What you are asked to do: Write each record again exactly as it stands.

(Data entries)
>> begin

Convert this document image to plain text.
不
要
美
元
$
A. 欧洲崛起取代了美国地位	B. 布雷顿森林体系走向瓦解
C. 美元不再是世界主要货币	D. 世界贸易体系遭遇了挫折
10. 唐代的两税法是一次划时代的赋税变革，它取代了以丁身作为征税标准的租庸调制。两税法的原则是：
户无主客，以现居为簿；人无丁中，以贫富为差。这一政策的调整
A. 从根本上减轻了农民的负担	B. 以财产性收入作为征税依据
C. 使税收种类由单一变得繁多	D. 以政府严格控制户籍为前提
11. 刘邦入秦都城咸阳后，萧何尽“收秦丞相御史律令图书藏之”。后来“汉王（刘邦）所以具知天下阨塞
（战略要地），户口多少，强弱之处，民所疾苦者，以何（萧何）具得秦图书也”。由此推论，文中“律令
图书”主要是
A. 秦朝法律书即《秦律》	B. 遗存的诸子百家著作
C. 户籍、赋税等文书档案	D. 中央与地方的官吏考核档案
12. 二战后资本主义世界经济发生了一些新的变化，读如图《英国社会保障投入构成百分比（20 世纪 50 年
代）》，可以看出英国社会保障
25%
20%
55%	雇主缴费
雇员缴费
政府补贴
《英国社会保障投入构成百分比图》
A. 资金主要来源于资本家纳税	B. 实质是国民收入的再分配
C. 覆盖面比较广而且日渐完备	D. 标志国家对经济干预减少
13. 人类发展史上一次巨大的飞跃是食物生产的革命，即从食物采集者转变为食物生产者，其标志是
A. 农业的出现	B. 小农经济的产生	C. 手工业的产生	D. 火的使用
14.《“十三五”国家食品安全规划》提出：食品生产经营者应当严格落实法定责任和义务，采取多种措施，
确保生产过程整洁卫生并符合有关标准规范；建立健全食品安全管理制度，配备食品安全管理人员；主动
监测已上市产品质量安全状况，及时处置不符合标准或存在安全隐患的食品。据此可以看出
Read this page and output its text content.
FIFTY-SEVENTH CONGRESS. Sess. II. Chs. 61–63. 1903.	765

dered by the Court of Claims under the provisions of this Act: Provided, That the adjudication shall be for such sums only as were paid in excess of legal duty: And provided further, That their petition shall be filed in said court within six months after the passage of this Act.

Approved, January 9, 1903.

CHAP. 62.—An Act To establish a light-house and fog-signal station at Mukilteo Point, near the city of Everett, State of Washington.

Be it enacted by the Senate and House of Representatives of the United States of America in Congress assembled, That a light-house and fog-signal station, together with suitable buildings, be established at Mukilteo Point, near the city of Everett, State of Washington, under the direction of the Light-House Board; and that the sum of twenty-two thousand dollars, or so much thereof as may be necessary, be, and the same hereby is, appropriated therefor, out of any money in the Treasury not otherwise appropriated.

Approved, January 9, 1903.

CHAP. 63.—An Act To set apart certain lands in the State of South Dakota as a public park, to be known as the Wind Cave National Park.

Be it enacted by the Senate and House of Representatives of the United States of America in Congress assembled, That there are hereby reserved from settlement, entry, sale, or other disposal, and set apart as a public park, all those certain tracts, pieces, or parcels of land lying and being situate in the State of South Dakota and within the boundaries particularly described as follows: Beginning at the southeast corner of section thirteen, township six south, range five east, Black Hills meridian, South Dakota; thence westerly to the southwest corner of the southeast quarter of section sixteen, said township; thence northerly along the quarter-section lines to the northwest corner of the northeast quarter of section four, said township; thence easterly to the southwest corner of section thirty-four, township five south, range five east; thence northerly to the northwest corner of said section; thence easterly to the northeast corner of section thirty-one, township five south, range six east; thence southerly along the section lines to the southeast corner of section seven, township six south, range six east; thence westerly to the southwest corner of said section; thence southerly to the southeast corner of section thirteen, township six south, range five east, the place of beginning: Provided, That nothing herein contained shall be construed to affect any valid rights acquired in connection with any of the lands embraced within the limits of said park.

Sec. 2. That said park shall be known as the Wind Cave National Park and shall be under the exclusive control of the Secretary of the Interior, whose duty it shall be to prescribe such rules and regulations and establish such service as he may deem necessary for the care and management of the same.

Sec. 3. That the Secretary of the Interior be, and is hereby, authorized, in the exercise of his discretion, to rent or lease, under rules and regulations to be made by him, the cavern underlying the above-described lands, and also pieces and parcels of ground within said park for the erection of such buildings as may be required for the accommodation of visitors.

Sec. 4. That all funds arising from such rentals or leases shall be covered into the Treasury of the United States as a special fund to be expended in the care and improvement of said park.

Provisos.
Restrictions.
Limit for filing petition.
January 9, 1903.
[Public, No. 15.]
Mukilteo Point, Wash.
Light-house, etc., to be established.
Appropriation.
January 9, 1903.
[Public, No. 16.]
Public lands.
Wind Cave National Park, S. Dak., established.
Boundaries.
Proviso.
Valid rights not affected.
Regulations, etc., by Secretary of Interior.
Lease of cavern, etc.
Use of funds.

>> end

Exercise output:
Convert this document image to plain text.
不
要
美
元
$
A. 欧洲崛起取代了美国地位	B. 布雷顿森林体系走向瓦解
C. 美元不再是世界主要货币	D. 世界贸易体系遭遇了挫折
10. 唐代的两税法是一次划时代的赋税变革，它取代了以丁身作为征税标准的租庸调制。两税法的原则是：
户无主客，以现居为簿；人无丁中，以贫富为差。这一政策的调整
A. 从根本上减轻了农民的负担	B. 以财产性收入作为征税依据
C. 使税收种类由单一变得繁多	D. 以政府严格控制户籍为前提
11. 刘邦入秦都城咸阳后，萧何尽“收秦丞相御史律令图书藏之”。后来“汉王（刘邦）所以具知天下阨塞
（战略要地），户口多少，强弱之处，民所疾苦者，以何（萧何）具得秦图书也”。由此推论，文中“律令
图书”主要是
A. 秦朝法律书即《秦律》	B. 遗存的诸子百家著作
C. 户籍、赋税等文书档案	D. 中央与地方的官吏考核档案
12. 二战后资本主义世界经济发生了一些新的变化，读如图《英国社会保障投入构成百分比（20 世纪 50 年
代）》，可以看出英国社会保障
25%
20%
55%	雇主缴费
雇员缴费
政府补贴
《英国社会保障投入构成百分比图》
A. 资金主要来源于资本家纳税	B. 实质是国民收入的再分配
C. 覆盖面比较广而且日渐完备	D. 标志国家对经济干预减少
13. 人类发展史上一次巨大的飞跃是食物生产的革命，即从食物采集者转变为食物生产者，其标志是
A. 农业的出现	B. 小农经济的产生	C. 手工业的产生	D. 火的使用
14.《“十三五”国家食品安全规划》提出：食品生产经营者应当严格落实法定责任和义务，采取多种措施，
确保生产过程整洁卫生并符合有关标准规范；建立健全食品安全管理制度，配备食品安全管理人员；主动
监测已上市产品质量安全状况，及时处置不符合标准或存在安全隐患的食品。据此可以看出
Read this page and output its text content.
FIFTY-SEVENTH CONGRESS. Sess. II. Chs. 61–63. 1903.	765

dered by the Court of Claims under the provisions of this Act: Provided, That the adjudication shall be for such sums only as were paid in excess of legal duty: And provided further, That their petition shall be filed in said court within six months after the passage of this Act.

Approved, January 9, 1903.

CHAP. 62.—An Act To establish a light-house and fog-signal station at Mukilteo Point, near the city of Everett, State of Washington.

Be it enacted by the Senate and House of Representatives of the United States of America in Congress assembled, That a light-house and fog-signal station, together with suitable buildings, be established at Mukilteo Point, near the city of Everett, State of Washington, under the direction of the Light-House Board; and that the sum of twenty-two thousand dollars, or so much thereof as may be necessary, be, and the same hereby is, appropriated therefor, out of any money in the Treasury not otherwise appropriated.

Approved, January 9, 1903.

CHAP. 63.—An Act To set apart certain lands in the State of South Dakota as a public park, to be known as the Wind Cave National Park.

Be it enacted by the Senate and House of Representatives of the United States of America in Congress assembled, That there are hereby reserved from settlement, entry, sale, or other disposal, and set apart as a public park, all those certain tracts, pieces, or parcels of land lying and being situate in the State of South Dakota and within the boundaries particularly described as follows: Beginning at the southeast corner of section thirteen, township six south, range five east, Black Hills meridian, South Dakota; thence westerly to the southwest corner of the southeast quarter of section sixteen, said township; thence northerly along the quarter-section lines to the northwest corner of the northeast quarter of section four, said township; thence easterly to the southwest corner of section thirty-four, township five south, range five east; thence northerly to the northwest corner of said section; thence easterly to the northeast corner of section thirty-one, township five south, range six east; thence southerly along the section lines to the southeast corner of section seven, township six south, range six east; thence westerly to the southwest corner of said section; thence southerly to the southeast corner of section thirteen, township six south, range five east, the place of beginning: Provided, That nothing herein contained shall be construed to affect any valid rights acquired in connection with any of the lands embraced within the limits of said park.

Sec. 2. That said park shall be known as the Wind Cave National Park and shall be under the exclusive control of the Secretary of the Interior, whose duty it shall be to prescribe such rules and regulations and establish such service as he may deem necessary for the care and management of the same.

Sec. 3. That the Secretary of the Interior be, and is hereby, authorized, in the exercise of his discretion, to rent or lease, under rules and regulations to be made by him, the cavern underlying the above-described lands, and also pieces and parcels of ground within said park for the erection of such buildings as may be required for the accommodation of visitors.

Sec. 4. That all funds arising from such rentals or leases shall be covered into the Treasury of the United States as a special fund to be expended in the care and improvement of said park.

Provisos.
Restrictions.
Limit for filing petition.
January 9, 1903.
[Public, No. 15.]
Mukilteo Point, Wash.
Light-house, etc., to be established.
Appropriation.
January 9, 1903.
[Public, No. 16.]
Public lands.
Wind Cave National Park, S. Dak., established.
Boundaries.
Proviso.
Valid rights not affected.
Regulations, etc., by Secretary of Interior.
Lease of cavern, etc.
Use of funds.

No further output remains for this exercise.